Lines of data:
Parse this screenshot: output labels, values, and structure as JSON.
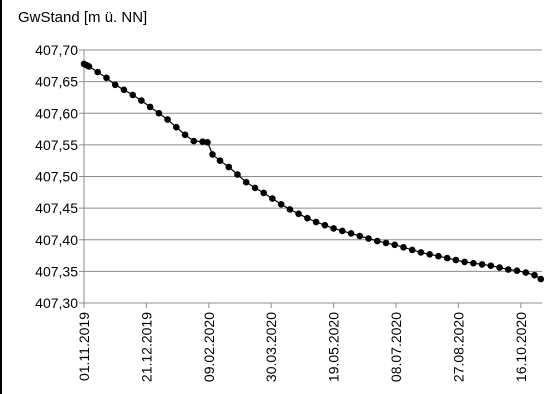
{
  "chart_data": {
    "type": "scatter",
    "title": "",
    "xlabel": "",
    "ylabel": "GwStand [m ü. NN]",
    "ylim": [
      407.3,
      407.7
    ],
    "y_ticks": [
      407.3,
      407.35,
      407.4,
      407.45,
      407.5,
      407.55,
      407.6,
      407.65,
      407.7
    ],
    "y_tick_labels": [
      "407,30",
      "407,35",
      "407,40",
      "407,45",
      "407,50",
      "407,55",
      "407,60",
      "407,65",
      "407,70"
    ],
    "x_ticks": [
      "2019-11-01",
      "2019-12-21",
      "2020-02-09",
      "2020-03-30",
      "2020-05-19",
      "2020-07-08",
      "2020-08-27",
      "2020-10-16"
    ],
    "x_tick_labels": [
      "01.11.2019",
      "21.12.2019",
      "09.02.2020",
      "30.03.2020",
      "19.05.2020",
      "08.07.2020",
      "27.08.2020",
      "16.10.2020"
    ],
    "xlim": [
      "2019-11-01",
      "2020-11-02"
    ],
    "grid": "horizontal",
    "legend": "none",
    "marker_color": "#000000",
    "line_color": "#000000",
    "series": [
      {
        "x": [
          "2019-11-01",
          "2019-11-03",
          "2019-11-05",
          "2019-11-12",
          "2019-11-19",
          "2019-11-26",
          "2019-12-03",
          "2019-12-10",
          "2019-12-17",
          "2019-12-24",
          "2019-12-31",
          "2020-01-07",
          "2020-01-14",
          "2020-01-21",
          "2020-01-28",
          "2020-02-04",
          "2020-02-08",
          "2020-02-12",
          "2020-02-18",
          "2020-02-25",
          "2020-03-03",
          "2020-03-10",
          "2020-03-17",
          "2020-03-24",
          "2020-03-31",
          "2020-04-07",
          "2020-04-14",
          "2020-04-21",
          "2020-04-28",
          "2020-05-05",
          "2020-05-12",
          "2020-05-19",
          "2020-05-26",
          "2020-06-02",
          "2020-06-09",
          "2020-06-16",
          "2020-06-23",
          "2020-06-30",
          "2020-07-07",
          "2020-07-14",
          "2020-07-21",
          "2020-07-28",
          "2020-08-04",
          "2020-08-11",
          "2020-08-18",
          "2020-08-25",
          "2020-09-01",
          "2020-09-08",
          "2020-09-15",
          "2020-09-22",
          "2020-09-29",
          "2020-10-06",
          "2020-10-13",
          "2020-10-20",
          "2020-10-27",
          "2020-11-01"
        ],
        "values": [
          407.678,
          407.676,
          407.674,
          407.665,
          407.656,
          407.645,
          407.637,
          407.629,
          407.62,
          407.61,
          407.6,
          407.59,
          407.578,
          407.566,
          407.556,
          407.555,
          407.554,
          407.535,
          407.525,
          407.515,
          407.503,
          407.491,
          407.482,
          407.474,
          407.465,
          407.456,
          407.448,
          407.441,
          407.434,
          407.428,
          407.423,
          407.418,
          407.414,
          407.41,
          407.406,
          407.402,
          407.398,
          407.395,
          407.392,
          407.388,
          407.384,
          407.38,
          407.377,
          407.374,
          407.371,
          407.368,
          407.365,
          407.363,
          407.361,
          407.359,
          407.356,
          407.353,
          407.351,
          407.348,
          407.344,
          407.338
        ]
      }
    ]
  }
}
* * *
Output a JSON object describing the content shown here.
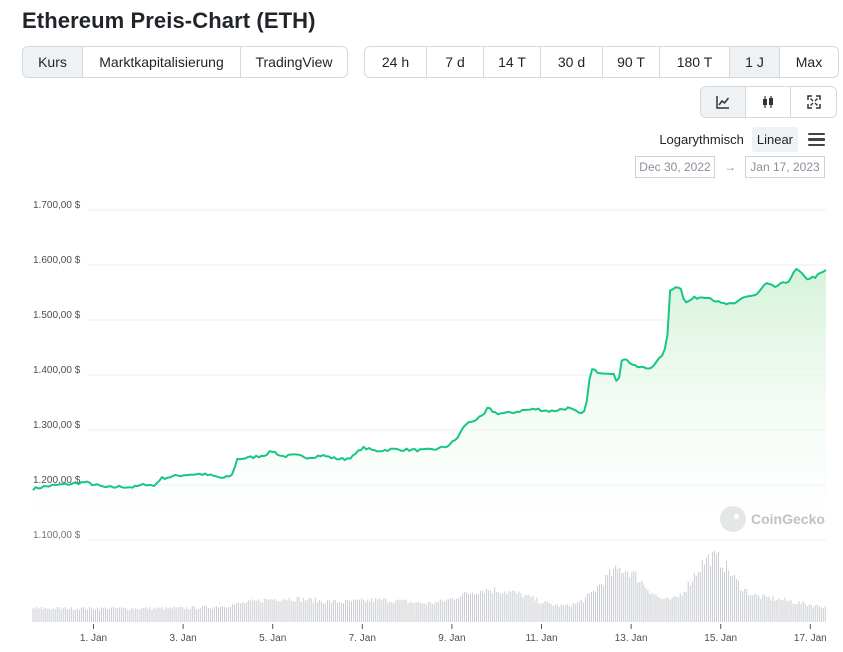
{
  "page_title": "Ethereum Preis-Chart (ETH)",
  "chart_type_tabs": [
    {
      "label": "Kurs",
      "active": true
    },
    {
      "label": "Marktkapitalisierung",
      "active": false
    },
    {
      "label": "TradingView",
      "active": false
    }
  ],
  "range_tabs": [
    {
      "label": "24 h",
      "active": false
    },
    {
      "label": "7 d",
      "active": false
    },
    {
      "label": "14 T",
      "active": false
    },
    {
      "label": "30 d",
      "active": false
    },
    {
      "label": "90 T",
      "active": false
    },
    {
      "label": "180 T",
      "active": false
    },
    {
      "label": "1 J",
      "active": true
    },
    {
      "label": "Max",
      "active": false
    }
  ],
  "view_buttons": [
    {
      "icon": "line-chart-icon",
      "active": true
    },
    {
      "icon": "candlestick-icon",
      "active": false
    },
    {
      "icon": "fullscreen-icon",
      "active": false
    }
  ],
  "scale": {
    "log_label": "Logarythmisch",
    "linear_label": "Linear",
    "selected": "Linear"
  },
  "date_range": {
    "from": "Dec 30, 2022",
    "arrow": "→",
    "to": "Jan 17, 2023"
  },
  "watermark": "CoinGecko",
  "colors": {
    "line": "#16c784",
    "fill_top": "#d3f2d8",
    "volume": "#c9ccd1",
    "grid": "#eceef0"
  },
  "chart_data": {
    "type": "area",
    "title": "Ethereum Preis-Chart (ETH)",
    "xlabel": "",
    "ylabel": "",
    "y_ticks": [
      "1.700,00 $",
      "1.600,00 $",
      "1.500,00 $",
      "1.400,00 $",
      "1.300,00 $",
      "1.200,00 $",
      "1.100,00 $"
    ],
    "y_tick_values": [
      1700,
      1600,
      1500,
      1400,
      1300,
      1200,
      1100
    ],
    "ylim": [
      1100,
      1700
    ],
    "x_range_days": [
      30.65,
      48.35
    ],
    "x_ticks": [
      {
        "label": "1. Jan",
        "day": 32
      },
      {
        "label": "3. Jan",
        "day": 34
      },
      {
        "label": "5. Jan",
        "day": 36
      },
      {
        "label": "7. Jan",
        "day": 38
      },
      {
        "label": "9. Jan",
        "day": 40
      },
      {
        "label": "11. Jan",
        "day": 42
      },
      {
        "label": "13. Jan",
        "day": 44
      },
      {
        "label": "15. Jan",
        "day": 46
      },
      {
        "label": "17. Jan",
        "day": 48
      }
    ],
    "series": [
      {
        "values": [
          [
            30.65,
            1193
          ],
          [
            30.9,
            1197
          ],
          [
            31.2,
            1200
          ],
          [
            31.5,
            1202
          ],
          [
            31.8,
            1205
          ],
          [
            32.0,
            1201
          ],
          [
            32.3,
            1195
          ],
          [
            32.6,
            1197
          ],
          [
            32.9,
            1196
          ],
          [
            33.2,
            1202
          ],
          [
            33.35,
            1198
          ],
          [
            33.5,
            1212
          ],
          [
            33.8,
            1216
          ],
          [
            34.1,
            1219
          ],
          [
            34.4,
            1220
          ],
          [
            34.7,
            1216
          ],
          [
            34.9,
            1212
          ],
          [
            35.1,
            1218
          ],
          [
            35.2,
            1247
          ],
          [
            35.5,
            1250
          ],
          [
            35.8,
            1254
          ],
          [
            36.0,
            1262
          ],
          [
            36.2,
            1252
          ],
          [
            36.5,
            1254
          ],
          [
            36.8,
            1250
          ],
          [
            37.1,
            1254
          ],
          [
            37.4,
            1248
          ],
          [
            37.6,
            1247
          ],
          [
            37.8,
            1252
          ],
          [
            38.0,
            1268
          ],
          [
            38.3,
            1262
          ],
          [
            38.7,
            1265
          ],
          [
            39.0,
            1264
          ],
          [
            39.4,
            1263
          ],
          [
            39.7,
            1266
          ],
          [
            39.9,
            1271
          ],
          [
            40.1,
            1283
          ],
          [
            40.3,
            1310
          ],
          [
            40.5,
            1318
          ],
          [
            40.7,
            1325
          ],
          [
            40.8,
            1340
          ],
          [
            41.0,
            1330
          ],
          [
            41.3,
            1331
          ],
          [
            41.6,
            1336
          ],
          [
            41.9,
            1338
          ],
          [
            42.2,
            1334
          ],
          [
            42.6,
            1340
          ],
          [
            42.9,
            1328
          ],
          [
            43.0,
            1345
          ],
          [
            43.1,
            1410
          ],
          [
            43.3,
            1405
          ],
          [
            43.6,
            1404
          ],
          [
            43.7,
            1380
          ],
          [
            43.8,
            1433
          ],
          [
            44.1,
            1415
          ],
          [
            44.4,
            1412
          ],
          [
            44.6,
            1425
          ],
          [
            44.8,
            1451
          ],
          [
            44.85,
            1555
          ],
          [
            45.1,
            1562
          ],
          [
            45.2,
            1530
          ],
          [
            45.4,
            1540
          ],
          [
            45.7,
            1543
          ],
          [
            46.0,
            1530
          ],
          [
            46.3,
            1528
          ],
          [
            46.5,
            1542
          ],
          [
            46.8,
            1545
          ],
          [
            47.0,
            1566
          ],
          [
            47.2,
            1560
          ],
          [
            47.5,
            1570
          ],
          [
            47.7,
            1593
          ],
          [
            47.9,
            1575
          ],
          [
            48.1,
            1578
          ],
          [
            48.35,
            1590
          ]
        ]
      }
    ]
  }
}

§ **Problem details**: The word "icon" may turn up on some lines of these records; say how many, with no other words.

§ **The response**: 3